### EXERCISE
Copy out all of the material exactly as presented.
☆ ☆ ☆ ☆ ☆
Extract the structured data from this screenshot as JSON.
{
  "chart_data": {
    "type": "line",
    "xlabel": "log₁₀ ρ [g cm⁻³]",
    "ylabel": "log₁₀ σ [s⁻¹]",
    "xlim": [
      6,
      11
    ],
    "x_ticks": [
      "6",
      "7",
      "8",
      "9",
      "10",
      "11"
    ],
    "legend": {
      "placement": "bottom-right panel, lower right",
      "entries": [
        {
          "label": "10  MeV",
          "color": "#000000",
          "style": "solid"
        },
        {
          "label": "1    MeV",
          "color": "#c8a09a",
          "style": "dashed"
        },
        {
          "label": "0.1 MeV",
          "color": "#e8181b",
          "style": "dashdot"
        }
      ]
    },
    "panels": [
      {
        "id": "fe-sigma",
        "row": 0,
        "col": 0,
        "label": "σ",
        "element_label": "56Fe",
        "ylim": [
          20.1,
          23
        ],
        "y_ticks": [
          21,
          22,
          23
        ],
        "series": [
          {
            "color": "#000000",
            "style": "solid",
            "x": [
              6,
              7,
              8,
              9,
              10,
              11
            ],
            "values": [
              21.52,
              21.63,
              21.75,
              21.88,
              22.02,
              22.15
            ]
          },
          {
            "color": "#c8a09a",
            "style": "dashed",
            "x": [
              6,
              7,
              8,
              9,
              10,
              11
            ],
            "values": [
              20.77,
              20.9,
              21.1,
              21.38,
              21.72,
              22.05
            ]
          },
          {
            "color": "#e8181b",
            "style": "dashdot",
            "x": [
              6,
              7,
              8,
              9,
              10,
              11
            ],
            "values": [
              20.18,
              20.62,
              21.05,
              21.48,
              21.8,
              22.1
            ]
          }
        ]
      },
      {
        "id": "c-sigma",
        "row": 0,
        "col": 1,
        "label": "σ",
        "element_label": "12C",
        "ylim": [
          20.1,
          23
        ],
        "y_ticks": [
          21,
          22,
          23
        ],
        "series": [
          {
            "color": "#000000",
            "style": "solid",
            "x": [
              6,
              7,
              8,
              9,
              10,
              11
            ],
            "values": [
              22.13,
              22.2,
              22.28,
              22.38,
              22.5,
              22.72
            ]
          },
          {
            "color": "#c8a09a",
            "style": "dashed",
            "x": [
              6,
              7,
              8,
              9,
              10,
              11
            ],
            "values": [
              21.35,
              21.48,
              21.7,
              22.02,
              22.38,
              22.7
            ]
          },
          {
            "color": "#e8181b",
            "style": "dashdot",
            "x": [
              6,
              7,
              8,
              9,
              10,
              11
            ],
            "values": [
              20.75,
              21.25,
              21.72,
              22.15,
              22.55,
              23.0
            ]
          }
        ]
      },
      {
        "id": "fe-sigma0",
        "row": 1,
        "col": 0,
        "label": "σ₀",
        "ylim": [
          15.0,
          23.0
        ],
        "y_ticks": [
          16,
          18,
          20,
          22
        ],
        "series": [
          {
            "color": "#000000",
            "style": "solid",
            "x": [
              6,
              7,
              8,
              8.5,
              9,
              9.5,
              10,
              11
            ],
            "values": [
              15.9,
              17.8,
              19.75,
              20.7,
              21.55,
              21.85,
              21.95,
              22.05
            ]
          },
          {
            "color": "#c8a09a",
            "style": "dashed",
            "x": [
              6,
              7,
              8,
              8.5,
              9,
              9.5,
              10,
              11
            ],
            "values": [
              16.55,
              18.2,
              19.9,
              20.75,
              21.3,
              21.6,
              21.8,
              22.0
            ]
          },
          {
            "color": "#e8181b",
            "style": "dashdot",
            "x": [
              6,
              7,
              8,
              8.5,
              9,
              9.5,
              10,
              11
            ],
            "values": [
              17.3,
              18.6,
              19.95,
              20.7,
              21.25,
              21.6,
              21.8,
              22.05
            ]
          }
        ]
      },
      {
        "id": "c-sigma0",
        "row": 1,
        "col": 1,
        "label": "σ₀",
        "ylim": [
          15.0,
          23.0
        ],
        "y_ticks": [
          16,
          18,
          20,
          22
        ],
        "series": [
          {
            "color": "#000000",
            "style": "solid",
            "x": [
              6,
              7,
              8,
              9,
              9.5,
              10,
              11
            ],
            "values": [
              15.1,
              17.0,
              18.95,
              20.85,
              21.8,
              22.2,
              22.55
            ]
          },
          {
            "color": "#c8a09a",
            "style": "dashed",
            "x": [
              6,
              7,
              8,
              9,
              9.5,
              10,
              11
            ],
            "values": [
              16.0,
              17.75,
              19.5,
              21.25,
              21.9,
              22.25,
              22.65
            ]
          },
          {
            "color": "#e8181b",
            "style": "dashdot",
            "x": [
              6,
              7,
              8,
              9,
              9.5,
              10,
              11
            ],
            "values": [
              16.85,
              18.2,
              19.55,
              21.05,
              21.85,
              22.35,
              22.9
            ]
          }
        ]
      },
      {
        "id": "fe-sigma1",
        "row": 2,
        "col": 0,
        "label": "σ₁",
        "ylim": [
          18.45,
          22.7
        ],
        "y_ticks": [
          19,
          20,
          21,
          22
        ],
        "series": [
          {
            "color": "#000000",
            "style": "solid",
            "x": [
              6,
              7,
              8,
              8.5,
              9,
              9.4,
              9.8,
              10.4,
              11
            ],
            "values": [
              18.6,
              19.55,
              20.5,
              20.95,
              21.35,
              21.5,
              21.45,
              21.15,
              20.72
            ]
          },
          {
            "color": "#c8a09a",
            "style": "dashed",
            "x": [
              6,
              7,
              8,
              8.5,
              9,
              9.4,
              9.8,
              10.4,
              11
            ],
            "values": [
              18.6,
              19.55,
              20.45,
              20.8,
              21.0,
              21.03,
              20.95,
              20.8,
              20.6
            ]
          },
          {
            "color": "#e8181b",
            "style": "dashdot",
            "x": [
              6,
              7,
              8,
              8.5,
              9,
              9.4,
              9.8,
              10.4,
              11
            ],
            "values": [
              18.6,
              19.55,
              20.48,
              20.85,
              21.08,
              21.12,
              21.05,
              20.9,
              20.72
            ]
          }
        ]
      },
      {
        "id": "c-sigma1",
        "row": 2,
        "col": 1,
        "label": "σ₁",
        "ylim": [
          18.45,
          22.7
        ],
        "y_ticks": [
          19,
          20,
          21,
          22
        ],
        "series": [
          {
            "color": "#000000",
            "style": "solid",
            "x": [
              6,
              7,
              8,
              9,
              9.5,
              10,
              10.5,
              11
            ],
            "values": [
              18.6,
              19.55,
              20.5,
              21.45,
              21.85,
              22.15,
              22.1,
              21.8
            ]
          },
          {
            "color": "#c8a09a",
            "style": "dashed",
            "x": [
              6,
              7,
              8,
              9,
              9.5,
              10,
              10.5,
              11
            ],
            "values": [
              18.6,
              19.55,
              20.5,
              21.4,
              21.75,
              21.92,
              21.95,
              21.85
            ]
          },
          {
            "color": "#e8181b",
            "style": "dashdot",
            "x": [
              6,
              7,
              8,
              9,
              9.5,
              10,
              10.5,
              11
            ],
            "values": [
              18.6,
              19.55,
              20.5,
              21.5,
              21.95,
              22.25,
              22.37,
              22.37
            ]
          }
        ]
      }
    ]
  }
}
☆ ☆ ☆ ☆ ☆
### RESPONSE TO THIS EXERCISE
Extract the structured data from this screenshot as JSON.
{
  "chart_data": {
    "type": "line",
    "xlabel": "log₁₀ ρ [g cm⁻³]",
    "ylabel": "log₁₀ σ [s⁻¹]",
    "xlim": [
      6,
      11
    ],
    "x_ticks": [
      "6",
      "7",
      "8",
      "9",
      "10",
      "11"
    ],
    "legend": {
      "placement": "bottom-right panel, lower right",
      "entries": [
        {
          "label": "10  MeV",
          "color": "#000000",
          "style": "solid"
        },
        {
          "label": "1    MeV",
          "color": "#c8a09a",
          "style": "dashed"
        },
        {
          "label": "0.1 MeV",
          "color": "#e8181b",
          "style": "dashdot"
        }
      ]
    },
    "panels": [
      {
        "id": "fe-sigma",
        "row": 0,
        "col": 0,
        "label": "σ",
        "element_label": "56Fe",
        "ylim": [
          20.1,
          23
        ],
        "y_ticks": [
          21,
          22,
          23
        ],
        "series": [
          {
            "color": "#000000",
            "style": "solid",
            "x": [
              6,
              7,
              8,
              9,
              10,
              11
            ],
            "values": [
              21.52,
              21.63,
              21.75,
              21.88,
              22.02,
              22.15
            ]
          },
          {
            "color": "#c8a09a",
            "style": "dashed",
            "x": [
              6,
              7,
              8,
              9,
              10,
              11
            ],
            "values": [
              20.77,
              20.9,
              21.1,
              21.38,
              21.72,
              22.05
            ]
          },
          {
            "color": "#e8181b",
            "style": "dashdot",
            "x": [
              6,
              7,
              8,
              9,
              10,
              11
            ],
            "values": [
              20.18,
              20.62,
              21.05,
              21.48,
              21.8,
              22.1
            ]
          }
        ]
      },
      {
        "id": "c-sigma",
        "row": 0,
        "col": 1,
        "label": "σ",
        "element_label": "12C",
        "ylim": [
          20.1,
          23
        ],
        "y_ticks": [
          21,
          22,
          23
        ],
        "series": [
          {
            "color": "#000000",
            "style": "solid",
            "x": [
              6,
              7,
              8,
              9,
              10,
              11
            ],
            "values": [
              22.13,
              22.2,
              22.28,
              22.38,
              22.5,
              22.72
            ]
          },
          {
            "color": "#c8a09a",
            "style": "dashed",
            "x": [
              6,
              7,
              8,
              9,
              10,
              11
            ],
            "values": [
              21.35,
              21.48,
              21.7,
              22.02,
              22.38,
              22.7
            ]
          },
          {
            "color": "#e8181b",
            "style": "dashdot",
            "x": [
              6,
              7,
              8,
              9,
              10,
              11
            ],
            "values": [
              20.75,
              21.25,
              21.72,
              22.15,
              22.55,
              23.0
            ]
          }
        ]
      },
      {
        "id": "fe-sigma0",
        "row": 1,
        "col": 0,
        "label": "σ₀",
        "ylim": [
          15.0,
          23.0
        ],
        "y_ticks": [
          16,
          18,
          20,
          22
        ],
        "series": [
          {
            "color": "#000000",
            "style": "solid",
            "x": [
              6,
              7,
              8,
              8.5,
              9,
              9.5,
              10,
              11
            ],
            "values": [
              15.9,
              17.8,
              19.75,
              20.7,
              21.55,
              21.85,
              21.95,
              22.05
            ]
          },
          {
            "color": "#c8a09a",
            "style": "dashed",
            "x": [
              6,
              7,
              8,
              8.5,
              9,
              9.5,
              10,
              11
            ],
            "values": [
              16.55,
              18.2,
              19.9,
              20.75,
              21.3,
              21.6,
              21.8,
              22.0
            ]
          },
          {
            "color": "#e8181b",
            "style": "dashdot",
            "x": [
              6,
              7,
              8,
              8.5,
              9,
              9.5,
              10,
              11
            ],
            "values": [
              17.3,
              18.6,
              19.95,
              20.7,
              21.25,
              21.6,
              21.8,
              22.05
            ]
          }
        ]
      },
      {
        "id": "c-sigma0",
        "row": 1,
        "col": 1,
        "label": "σ₀",
        "ylim": [
          15.0,
          23.0
        ],
        "y_ticks": [
          16,
          18,
          20,
          22
        ],
        "series": [
          {
            "color": "#000000",
            "style": "solid",
            "x": [
              6,
              7,
              8,
              9,
              9.5,
              10,
              11
            ],
            "values": [
              15.1,
              17.0,
              18.95,
              20.85,
              21.8,
              22.2,
              22.55
            ]
          },
          {
            "color": "#c8a09a",
            "style": "dashed",
            "x": [
              6,
              7,
              8,
              9,
              9.5,
              10,
              11
            ],
            "values": [
              16.0,
              17.75,
              19.5,
              21.25,
              21.9,
              22.25,
              22.65
            ]
          },
          {
            "color": "#e8181b",
            "style": "dashdot",
            "x": [
              6,
              7,
              8,
              9,
              9.5,
              10,
              11
            ],
            "values": [
              16.85,
              18.2,
              19.55,
              21.05,
              21.85,
              22.35,
              22.9
            ]
          }
        ]
      },
      {
        "id": "fe-sigma1",
        "row": 2,
        "col": 0,
        "label": "σ₁",
        "ylim": [
          18.45,
          22.7
        ],
        "y_ticks": [
          19,
          20,
          21,
          22
        ],
        "series": [
          {
            "color": "#000000",
            "style": "solid",
            "x": [
              6,
              7,
              8,
              8.5,
              9,
              9.4,
              9.8,
              10.4,
              11
            ],
            "values": [
              18.6,
              19.55,
              20.5,
              20.95,
              21.35,
              21.5,
              21.45,
              21.15,
              20.72
            ]
          },
          {
            "color": "#c8a09a",
            "style": "dashed",
            "x": [
              6,
              7,
              8,
              8.5,
              9,
              9.4,
              9.8,
              10.4,
              11
            ],
            "values": [
              18.6,
              19.55,
              20.45,
              20.8,
              21.0,
              21.03,
              20.95,
              20.8,
              20.6
            ]
          },
          {
            "color": "#e8181b",
            "style": "dashdot",
            "x": [
              6,
              7,
              8,
              8.5,
              9,
              9.4,
              9.8,
              10.4,
              11
            ],
            "values": [
              18.6,
              19.55,
              20.48,
              20.85,
              21.08,
              21.12,
              21.05,
              20.9,
              20.72
            ]
          }
        ]
      },
      {
        "id": "c-sigma1",
        "row": 2,
        "col": 1,
        "label": "σ₁",
        "ylim": [
          18.45,
          22.7
        ],
        "y_ticks": [
          19,
          20,
          21,
          22
        ],
        "series": [
          {
            "color": "#000000",
            "style": "solid",
            "x": [
              6,
              7,
              8,
              9,
              9.5,
              10,
              10.5,
              11
            ],
            "values": [
              18.6,
              19.55,
              20.5,
              21.45,
              21.85,
              22.15,
              22.1,
              21.8
            ]
          },
          {
            "color": "#c8a09a",
            "style": "dashed",
            "x": [
              6,
              7,
              8,
              9,
              9.5,
              10,
              10.5,
              11
            ],
            "values": [
              18.6,
              19.55,
              20.5,
              21.4,
              21.75,
              21.92,
              21.95,
              21.85
            ]
          },
          {
            "color": "#e8181b",
            "style": "dashdot",
            "x": [
              6,
              7,
              8,
              9,
              9.5,
              10,
              10.5,
              11
            ],
            "values": [
              18.6,
              19.55,
              20.5,
              21.5,
              21.95,
              22.25,
              22.37,
              22.37
            ]
          }
        ]
      }
    ]
  }
}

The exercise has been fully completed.